Extract provided:
· · · ·

Massachusetts School of Law explored violent crime in the military with Jennifer Norris, Military Justice for All, and the impact it has on civilians too. Jennifer talked about her experiences with four different perpetrators within the first two years of her enlisted career, the reporting & adjudication process, and the retaliation that ensued and eventually ended a fifteen year career. Also discussed was the jurisdictional hurdles that arise with a transient population like the military. For example, Jennifer was not able to press charges against one perpetrator because he moved out of state after learning he was getting reported. Another perpetrator was active duty Air Force at Keesler Air Force Base, therefore a state National Guard commander did not have jurisdiction of a federal employee. And finally, although Jennifer was able to move forward with two other cases involving high ranking National Guard members with over eighteen years of service, unlike the civilian world, after the cases were adjudicated, they retired with full military retirement benefits and no public records.

Jennifer also shared that although the Department of Defense downplays violent crime in the military and sexual assault appears to be closely monitored by some female members of Congress, everything is not under control. The crime appears to be escalating. The military doesn’t just have a sexual assault issue, they have a domestic violence and homicide issue as well. They also have a pattern of ruling soldier’s deaths both stateside and overseas as suicides, training accidents, and illness despite families strongly protesting and evidence revealing otherwise. Domestic violence is more likely to lead to homicide and unfortunately the two issues have not been given the attention they deserve because until you do the research yourself and see how many families and communities have been impacted by the crimes, suspicious death, and homicide of a soldier or civilian, you wouldn’t know because Congress and the main stream media do not give it the attention it deserves. Homicide and independent investigations of all suspicious deaths should be given the highest priority not only because people have lost their lives and families deserve answers but because someone needs to be held accountable. We must prevent others from becoming victims of these crimes too.

· · · ·

Exercise brief: Resume the piece on violent crime in the military, picking up right after its final sentence. The listing that follows comes from a separate source.

Data lines:

· · · ·

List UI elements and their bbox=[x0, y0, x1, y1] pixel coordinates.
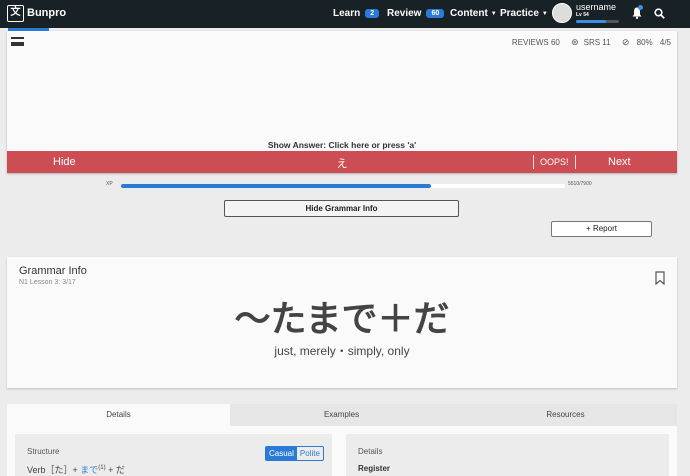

· · · ·

Task output:
Jennifer discussed the lasting impacts the crimes and retaliation had on her. Jennifer was empowered after doing all that she could do to protect others from getting harmed by the same people, but her squadron did not see it the same way. After the cases were adjudicated, Jennifer faced hostility from a couple of the perpetrator’s friends and her Chain of Command once she returned back to work. She eventually had to transfer to another squadron. It was the professional and personal retaliation that made her start feeling more intense feelings of anxiety, depression, and even suicidal thoughts. And unfortunately her next squadron wasn’t any more welcoming then the last. She was told shortly after arriving that ‘no female makes it in the satellite communications work center’ and that she was experiencing hostility from her new Chain of Command because the old squadron called and informed them she was a ‘troublemaker.’ The retaliation had a direct impact on her mental health and cemented an already traumatizing experience with further abuse, indifference, and judgement. By the time she got to her third squadron (almost ten years after the first attack), she learned that the Department of Veterans Affairs treated Post Traumatic Stress resulting from military sexual trauma.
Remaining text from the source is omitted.